/---

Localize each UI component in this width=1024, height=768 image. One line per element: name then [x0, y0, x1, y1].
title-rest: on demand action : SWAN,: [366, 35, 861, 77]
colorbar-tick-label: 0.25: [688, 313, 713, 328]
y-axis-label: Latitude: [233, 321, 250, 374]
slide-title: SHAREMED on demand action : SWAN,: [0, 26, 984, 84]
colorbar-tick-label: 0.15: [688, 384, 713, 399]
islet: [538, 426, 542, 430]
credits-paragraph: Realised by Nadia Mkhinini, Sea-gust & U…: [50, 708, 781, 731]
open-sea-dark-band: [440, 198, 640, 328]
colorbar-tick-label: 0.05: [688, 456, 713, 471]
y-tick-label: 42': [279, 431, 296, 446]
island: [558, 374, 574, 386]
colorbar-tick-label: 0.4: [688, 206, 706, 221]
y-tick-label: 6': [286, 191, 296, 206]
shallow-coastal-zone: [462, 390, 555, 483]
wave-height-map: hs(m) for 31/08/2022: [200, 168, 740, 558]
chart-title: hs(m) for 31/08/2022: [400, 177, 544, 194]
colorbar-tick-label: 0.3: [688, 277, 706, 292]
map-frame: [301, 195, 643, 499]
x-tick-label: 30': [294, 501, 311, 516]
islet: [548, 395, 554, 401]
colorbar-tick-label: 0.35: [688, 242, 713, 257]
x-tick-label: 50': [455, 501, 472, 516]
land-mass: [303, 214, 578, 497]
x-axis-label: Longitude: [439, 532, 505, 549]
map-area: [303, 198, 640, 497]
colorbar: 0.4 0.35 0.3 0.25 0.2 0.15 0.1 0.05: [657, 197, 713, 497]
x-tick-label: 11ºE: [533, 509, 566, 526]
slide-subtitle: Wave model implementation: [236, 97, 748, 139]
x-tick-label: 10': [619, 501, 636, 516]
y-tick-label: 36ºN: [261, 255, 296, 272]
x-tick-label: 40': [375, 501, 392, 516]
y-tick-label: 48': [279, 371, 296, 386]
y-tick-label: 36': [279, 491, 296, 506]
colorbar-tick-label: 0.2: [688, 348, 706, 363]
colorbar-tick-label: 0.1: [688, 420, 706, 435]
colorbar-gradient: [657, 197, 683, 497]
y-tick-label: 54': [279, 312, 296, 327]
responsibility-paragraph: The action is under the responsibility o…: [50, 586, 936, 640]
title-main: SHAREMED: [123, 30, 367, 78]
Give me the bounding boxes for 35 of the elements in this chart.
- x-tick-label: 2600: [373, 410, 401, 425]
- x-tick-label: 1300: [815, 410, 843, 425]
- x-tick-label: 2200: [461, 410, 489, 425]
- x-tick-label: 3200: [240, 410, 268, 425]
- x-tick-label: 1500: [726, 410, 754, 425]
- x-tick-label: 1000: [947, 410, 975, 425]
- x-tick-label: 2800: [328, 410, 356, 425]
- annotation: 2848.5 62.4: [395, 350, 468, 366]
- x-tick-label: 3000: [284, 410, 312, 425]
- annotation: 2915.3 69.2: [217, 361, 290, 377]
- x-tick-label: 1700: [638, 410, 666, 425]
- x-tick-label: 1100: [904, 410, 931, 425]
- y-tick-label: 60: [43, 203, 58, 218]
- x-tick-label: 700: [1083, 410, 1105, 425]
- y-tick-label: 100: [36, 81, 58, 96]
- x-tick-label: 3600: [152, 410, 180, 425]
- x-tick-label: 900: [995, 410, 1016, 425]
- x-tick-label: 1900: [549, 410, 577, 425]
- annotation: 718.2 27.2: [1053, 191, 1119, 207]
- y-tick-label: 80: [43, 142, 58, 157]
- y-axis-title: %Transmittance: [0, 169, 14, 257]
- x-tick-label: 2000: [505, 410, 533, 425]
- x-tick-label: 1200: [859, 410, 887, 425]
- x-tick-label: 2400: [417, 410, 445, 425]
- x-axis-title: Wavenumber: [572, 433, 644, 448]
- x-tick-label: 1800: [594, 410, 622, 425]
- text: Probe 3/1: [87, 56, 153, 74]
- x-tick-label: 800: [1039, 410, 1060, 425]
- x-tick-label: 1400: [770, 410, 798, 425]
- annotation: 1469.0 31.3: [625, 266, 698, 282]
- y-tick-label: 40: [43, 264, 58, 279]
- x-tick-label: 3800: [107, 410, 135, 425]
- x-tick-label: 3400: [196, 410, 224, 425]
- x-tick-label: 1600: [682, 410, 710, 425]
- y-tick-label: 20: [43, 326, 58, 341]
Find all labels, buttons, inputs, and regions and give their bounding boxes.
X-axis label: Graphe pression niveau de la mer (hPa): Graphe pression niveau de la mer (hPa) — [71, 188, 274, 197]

\---

WRITTEN REQUEST
Express every line from the start of the entries through the line containing "colorbar-tick-label: 0.2: [688, 348, 706, 363]", both included, as a Markdown table with the columns Row and Line, putting a row number in Row and the line itself in Line and leaving out blank lines.

TASK OUTPUT
| Row | Line |
|---|---|
| 1 | Localize each UI component in this width=1024, height=768 image. One line per element: name then [x0, y0, x1, y1]. |
| 2 | title-rest: on demand action : SWAN,: [366, 35, 861, 77] |
| 3 | colorbar-tick-label: 0.25: [688, 313, 713, 328] |
| 4 | y-axis-label: Latitude: [233, 321, 250, 374] |
| 5 | slide-title: SHAREMED on demand action : SWAN,: [0, 26, 984, 84] |
| 6 | colorbar-tick-label: 0.15: [688, 384, 713, 399] |
| 7 | islet: [538, 426, 542, 430] |
| 8 | credits-paragraph: Realised by Nadia Mkhinini, Sea-gust & U…: [50, 708, 781, 731] |
| 9 | open-sea-dark-band: [440, 198, 640, 328] |
| 10 | colorbar-tick-label: 0.05: [688, 456, 713, 471] |
| 11 | y-tick-label: 42': [279, 431, 296, 446] |
| 12 | island: [558, 374, 574, 386] |
| 13 | colorbar-tick-label: 0.4: [688, 206, 706, 221] |
| 14 | y-tick-label: 6': [286, 191, 296, 206] |
| 15 | shallow-coastal-zone: [462, 390, 555, 483] |
| 16 | wave-height-map: hs(m) for 31/08/2022: [200, 168, 740, 558] |
| 17 | chart-title: hs(m) for 31/08/2022: [400, 177, 544, 194] |
| 18 | colorbar-tick-label: 0.3: [688, 277, 706, 292] |
| 19 | map-frame: [301, 195, 643, 499] |
| 20 | x-tick-label: 30': [294, 501, 311, 516] |
| 21 | islet: [548, 395, 554, 401] |
| 22 | colorbar-tick-label: 0.35: [688, 242, 713, 257] |
| 23 | x-tick-label: 50': [455, 501, 472, 516] |
| 24 | land-mass: [303, 214, 578, 497] |
| 25 | x-axis-label: Longitude: [439, 532, 505, 549] |
| 26 | map-area: [303, 198, 640, 497] |
| 27 | colorbar: 0.4 0.35 0.3 0.25 0.2 0.15 0.1 0.05: [657, 197, 713, 497] |
| 28 | x-tick-label: 11ºE: [533, 509, 566, 526] |
| 29 | slide-subtitle: Wave model implementation: [236, 97, 748, 139] |
| 30 | x-tick-label: 10': [619, 501, 636, 516] |
| 31 | y-tick-label: 36ºN: [261, 255, 296, 272] |
| 32 | x-tick-label: 40': [375, 501, 392, 516] |
| 33 | y-tick-label: 48': [279, 371, 296, 386] |
| 34 | y-tick-label: 36': [279, 491, 296, 506] |
| 35 | colorbar-tick-label: 0.2: [688, 348, 706, 363] |